Search the material for the string "seiner", then return every line where it is found.

________________________

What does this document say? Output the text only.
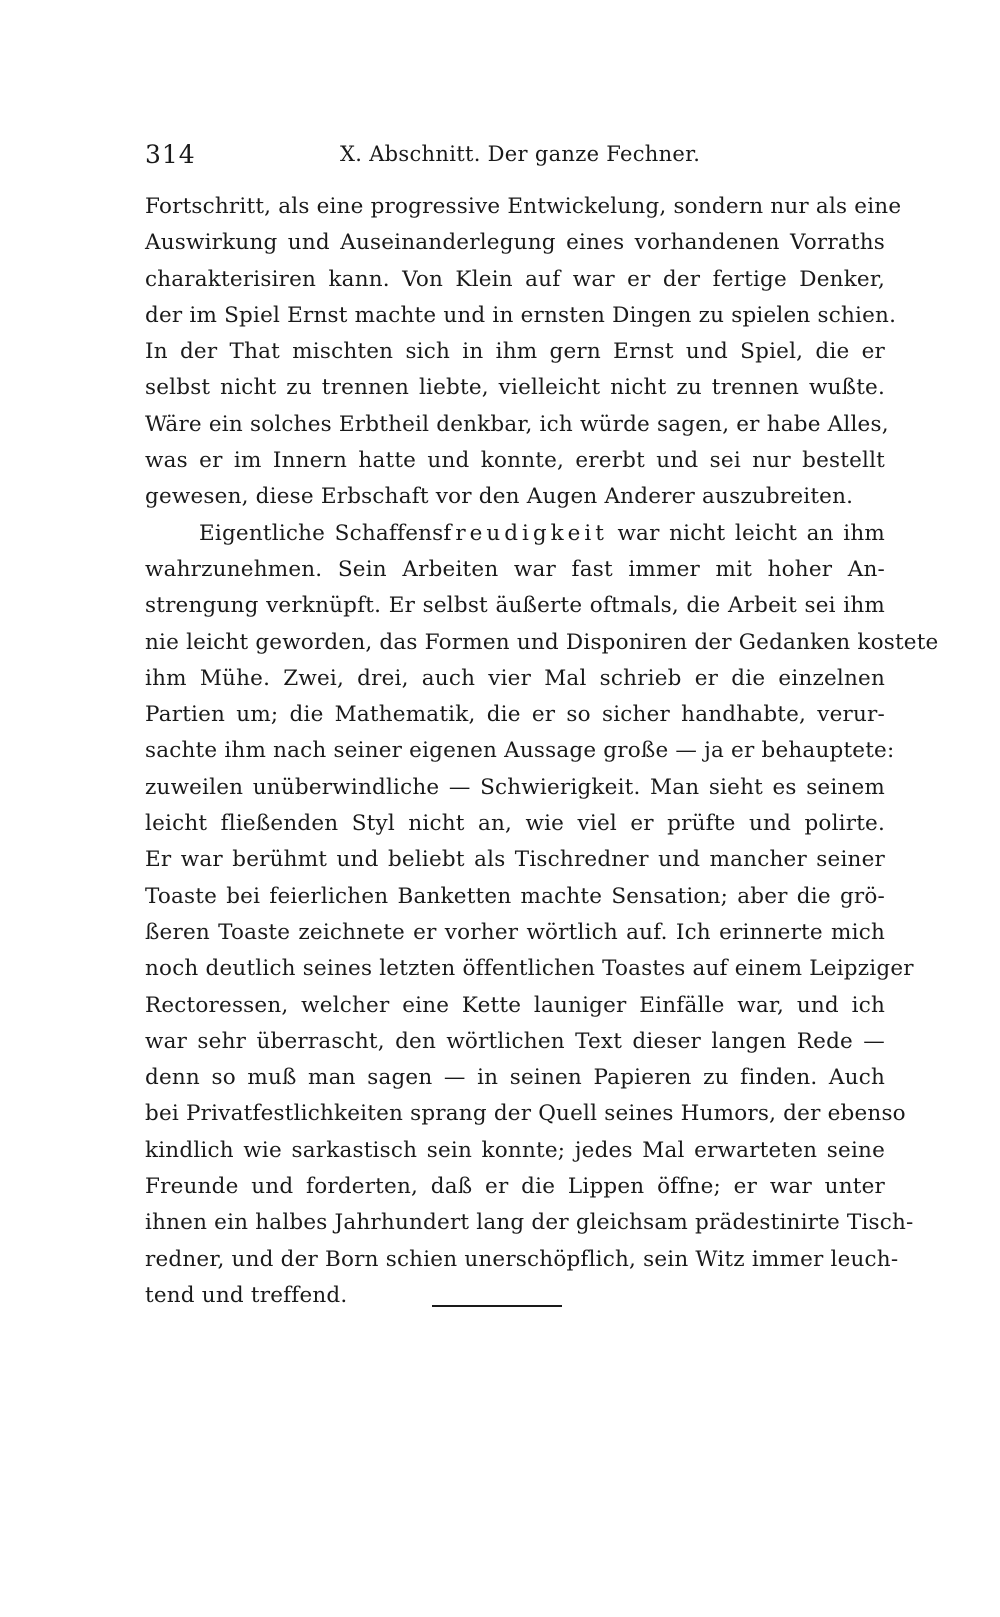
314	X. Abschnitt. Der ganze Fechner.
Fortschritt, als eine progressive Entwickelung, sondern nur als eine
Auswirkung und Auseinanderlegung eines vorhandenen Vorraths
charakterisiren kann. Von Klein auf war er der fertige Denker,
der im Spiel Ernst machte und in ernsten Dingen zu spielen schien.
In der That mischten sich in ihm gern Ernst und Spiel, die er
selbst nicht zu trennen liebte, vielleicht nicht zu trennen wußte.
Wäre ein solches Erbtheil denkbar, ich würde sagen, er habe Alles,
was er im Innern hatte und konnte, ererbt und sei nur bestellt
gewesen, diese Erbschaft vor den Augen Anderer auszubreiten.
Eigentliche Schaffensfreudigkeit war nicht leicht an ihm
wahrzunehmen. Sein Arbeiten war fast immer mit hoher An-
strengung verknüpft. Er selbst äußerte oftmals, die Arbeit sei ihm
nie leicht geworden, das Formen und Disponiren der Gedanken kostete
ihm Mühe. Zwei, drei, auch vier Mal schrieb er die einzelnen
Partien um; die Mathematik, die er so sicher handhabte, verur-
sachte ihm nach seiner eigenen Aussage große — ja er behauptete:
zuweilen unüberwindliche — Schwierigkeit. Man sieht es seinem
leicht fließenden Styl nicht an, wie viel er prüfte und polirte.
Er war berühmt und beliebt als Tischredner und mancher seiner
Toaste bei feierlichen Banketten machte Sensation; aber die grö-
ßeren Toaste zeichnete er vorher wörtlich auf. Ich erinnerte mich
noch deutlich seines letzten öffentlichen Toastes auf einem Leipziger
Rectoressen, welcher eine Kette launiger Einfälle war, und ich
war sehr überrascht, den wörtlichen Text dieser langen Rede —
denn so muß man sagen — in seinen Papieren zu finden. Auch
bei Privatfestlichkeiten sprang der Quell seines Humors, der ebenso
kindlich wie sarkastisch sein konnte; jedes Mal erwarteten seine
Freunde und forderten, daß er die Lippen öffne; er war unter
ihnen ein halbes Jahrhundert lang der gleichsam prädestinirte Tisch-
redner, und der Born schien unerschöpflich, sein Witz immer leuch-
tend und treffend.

________________________

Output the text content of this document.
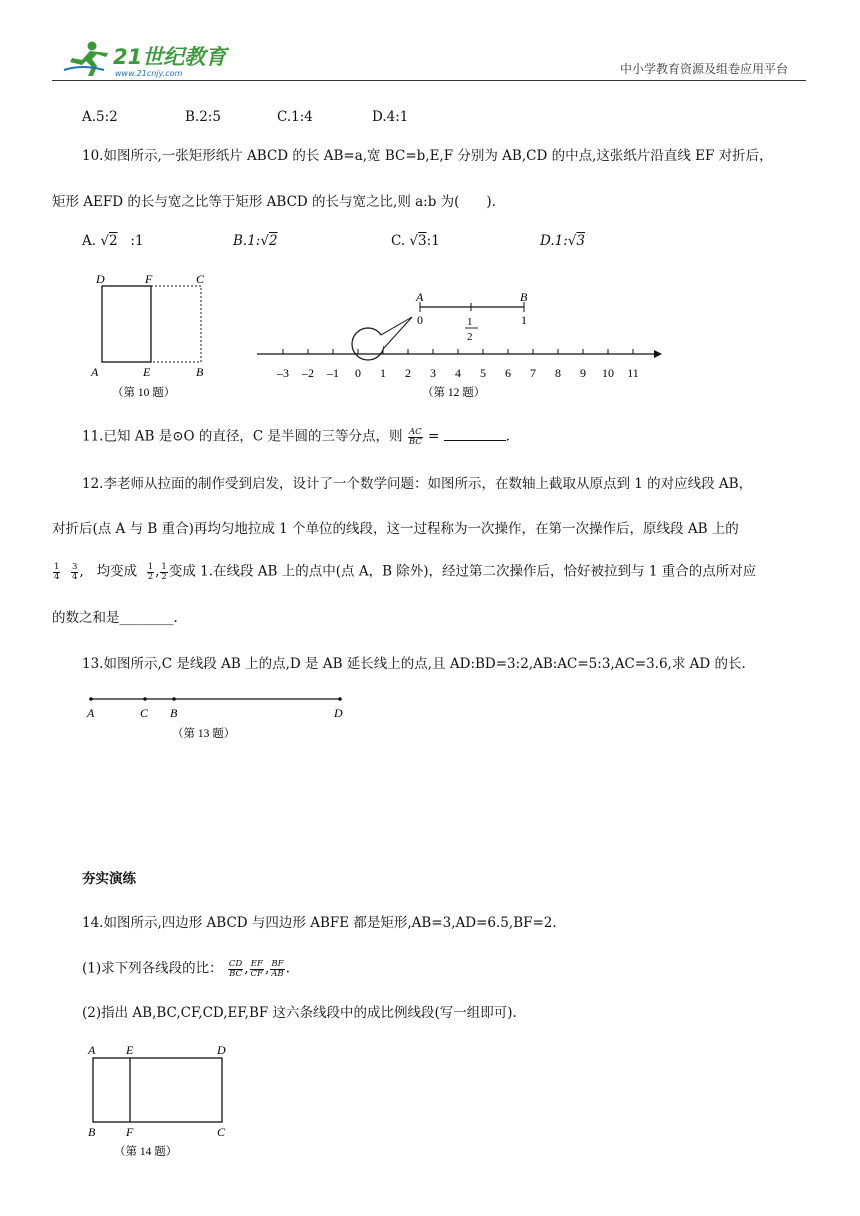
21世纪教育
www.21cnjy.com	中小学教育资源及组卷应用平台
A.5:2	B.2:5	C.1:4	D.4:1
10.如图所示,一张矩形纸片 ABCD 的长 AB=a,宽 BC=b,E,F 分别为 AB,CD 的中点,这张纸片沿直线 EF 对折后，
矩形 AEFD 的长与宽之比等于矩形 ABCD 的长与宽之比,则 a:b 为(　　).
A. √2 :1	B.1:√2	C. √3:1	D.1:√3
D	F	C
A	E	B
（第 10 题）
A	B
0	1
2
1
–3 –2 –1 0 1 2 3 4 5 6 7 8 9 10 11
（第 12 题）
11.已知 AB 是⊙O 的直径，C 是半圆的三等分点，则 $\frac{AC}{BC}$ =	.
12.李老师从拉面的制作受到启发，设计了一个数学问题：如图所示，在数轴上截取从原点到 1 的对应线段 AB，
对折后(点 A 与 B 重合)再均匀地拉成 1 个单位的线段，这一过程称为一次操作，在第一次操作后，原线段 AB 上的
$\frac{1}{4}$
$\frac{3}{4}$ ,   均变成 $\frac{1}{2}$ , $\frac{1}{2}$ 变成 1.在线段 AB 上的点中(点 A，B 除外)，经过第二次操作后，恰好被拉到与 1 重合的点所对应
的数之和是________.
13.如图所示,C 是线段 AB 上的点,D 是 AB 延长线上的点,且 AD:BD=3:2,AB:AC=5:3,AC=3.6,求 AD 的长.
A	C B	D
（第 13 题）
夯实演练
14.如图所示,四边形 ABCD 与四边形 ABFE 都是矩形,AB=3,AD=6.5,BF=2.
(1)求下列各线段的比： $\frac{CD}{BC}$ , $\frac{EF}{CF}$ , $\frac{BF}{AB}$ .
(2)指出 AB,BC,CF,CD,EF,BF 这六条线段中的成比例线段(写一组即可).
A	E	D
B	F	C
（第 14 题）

________________________

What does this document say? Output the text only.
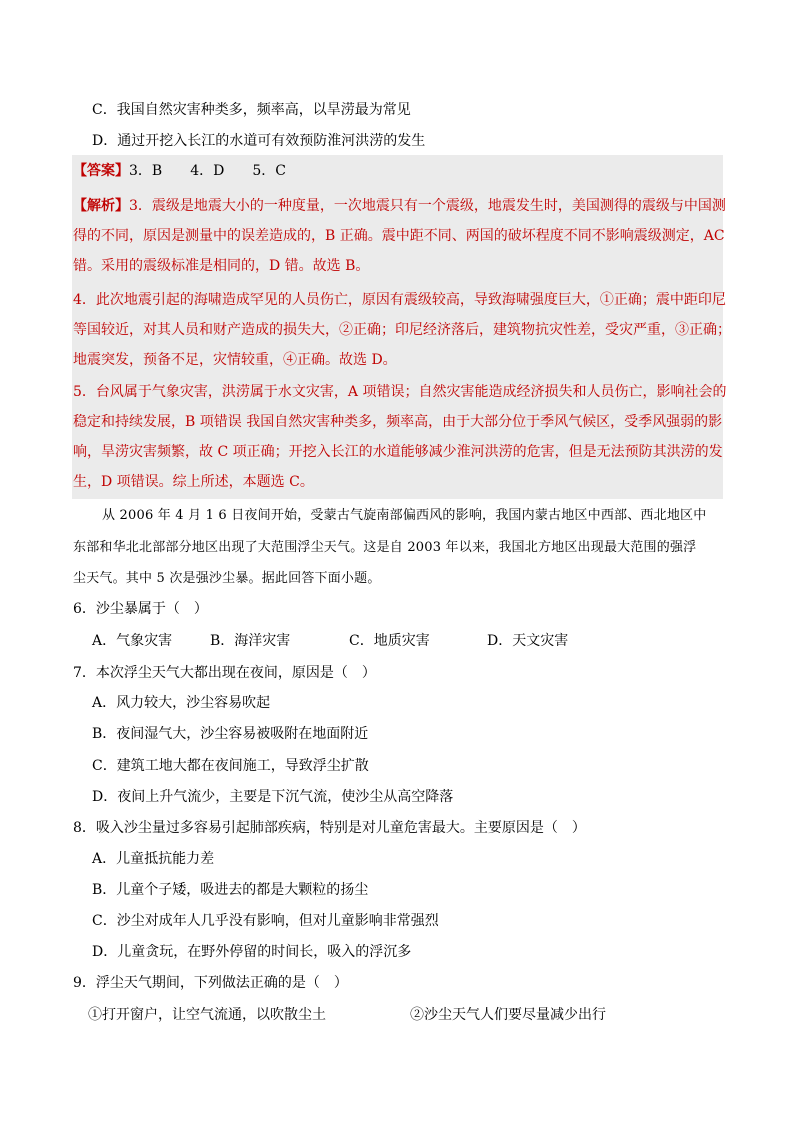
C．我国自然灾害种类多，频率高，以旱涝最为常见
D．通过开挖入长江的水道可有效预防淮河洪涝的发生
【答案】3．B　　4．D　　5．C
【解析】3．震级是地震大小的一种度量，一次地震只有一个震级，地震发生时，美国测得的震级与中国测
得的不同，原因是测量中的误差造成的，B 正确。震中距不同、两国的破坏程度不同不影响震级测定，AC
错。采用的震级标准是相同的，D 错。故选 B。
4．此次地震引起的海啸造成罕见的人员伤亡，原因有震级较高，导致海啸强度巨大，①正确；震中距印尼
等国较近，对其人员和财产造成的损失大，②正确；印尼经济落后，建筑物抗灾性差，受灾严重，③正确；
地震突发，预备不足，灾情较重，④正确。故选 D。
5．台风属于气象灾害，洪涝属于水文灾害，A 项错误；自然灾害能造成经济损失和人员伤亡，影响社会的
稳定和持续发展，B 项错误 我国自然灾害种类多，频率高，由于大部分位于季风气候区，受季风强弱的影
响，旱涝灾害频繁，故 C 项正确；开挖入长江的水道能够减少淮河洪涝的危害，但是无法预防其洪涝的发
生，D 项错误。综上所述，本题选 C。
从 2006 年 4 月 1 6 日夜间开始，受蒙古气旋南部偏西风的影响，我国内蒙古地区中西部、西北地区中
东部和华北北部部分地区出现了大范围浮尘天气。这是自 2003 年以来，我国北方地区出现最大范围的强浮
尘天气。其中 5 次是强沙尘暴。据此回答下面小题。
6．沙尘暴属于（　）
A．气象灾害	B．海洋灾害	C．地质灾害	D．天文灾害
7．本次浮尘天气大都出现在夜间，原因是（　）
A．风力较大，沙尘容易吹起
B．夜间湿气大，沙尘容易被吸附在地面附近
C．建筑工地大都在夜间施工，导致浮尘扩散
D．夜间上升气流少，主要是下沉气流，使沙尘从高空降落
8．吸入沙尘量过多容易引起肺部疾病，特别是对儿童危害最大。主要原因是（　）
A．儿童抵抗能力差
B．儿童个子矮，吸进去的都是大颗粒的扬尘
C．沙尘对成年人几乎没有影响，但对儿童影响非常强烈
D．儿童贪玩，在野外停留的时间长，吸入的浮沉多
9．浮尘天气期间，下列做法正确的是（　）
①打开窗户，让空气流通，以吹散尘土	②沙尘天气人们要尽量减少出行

________________________

### [RESULT]
sachte ihm nach seiner eigenen Aussage große — ja er behauptete:
Er war berühmt und beliebt als Tischredner und mancher seiner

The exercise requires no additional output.